## THE PROBLEM
Copy every line from the material below that holds "text".

## Figure contents as structured data
· · ·

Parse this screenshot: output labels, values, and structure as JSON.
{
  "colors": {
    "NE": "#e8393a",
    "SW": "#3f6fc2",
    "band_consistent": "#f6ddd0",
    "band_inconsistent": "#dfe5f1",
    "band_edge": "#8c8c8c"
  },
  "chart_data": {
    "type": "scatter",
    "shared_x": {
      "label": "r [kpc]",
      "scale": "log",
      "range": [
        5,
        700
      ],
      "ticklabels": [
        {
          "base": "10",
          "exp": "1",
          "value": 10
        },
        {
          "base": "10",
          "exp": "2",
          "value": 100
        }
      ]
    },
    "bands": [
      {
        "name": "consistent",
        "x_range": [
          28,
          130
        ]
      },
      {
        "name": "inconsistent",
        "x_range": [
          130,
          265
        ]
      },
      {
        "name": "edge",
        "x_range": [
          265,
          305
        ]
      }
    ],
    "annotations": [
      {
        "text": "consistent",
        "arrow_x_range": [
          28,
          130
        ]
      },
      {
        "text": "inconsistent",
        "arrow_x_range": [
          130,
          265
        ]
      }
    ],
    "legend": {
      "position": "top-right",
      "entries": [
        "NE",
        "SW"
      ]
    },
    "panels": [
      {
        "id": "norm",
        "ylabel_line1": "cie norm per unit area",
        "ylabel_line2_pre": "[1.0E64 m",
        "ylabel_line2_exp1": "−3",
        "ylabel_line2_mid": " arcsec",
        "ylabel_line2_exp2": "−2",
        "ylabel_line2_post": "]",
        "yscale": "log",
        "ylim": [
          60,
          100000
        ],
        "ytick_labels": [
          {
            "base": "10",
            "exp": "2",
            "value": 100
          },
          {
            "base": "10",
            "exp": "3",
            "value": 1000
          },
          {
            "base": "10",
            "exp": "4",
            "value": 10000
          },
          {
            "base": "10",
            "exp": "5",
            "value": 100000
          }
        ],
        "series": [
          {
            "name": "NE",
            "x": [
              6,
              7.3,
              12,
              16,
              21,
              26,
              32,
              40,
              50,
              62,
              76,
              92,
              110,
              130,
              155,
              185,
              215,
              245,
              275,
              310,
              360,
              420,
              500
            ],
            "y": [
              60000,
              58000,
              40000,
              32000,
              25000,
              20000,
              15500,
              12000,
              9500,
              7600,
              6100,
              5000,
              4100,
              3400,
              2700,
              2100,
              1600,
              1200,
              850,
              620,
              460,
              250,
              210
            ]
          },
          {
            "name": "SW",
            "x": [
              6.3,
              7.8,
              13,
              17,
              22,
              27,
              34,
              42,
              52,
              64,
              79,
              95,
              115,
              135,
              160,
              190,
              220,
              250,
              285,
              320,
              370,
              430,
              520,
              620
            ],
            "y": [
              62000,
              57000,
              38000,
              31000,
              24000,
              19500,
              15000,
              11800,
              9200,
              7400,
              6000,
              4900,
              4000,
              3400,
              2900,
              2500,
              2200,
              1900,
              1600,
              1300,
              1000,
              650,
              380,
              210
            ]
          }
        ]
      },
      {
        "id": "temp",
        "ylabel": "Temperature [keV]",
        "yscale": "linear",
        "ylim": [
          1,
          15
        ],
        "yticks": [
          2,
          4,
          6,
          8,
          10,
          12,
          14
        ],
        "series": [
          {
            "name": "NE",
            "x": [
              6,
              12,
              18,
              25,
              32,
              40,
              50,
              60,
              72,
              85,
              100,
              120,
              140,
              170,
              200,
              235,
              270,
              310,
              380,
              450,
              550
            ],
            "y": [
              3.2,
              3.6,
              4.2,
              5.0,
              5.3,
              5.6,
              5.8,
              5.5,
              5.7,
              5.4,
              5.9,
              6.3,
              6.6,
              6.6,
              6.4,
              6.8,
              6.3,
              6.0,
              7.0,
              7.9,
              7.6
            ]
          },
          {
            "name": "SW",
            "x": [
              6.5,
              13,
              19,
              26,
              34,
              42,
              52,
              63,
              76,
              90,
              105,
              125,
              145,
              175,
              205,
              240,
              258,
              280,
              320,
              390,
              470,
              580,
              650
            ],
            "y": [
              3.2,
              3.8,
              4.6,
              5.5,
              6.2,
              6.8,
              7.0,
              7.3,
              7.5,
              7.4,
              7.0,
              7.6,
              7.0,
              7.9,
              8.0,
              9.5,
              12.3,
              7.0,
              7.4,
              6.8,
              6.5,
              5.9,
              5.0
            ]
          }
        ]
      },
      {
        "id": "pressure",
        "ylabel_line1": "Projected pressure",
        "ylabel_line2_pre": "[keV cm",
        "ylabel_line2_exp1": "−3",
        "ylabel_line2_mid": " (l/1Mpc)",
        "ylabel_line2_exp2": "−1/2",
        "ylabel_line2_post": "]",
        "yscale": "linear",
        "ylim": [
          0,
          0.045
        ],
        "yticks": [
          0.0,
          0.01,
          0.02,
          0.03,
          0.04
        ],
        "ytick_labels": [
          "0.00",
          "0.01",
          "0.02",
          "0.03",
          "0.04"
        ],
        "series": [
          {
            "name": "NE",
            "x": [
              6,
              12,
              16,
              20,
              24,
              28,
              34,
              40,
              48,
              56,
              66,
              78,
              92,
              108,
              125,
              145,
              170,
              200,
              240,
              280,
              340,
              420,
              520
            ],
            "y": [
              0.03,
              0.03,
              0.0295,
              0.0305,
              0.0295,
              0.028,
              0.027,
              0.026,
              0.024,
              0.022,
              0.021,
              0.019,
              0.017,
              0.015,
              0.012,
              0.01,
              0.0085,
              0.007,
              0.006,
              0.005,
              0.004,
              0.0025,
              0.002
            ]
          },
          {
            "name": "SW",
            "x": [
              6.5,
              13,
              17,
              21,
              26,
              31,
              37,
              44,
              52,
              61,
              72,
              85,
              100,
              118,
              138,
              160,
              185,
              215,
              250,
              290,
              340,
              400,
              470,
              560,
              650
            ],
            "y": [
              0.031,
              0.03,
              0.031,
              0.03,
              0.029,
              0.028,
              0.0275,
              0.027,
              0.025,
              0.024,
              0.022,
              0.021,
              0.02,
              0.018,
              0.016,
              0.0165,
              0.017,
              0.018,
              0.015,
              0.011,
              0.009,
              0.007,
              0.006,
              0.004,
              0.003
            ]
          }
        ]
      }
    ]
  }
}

· · ·

## EXERCISE RESPONSE
        "text": "consistent",
        "text": "inconsistent",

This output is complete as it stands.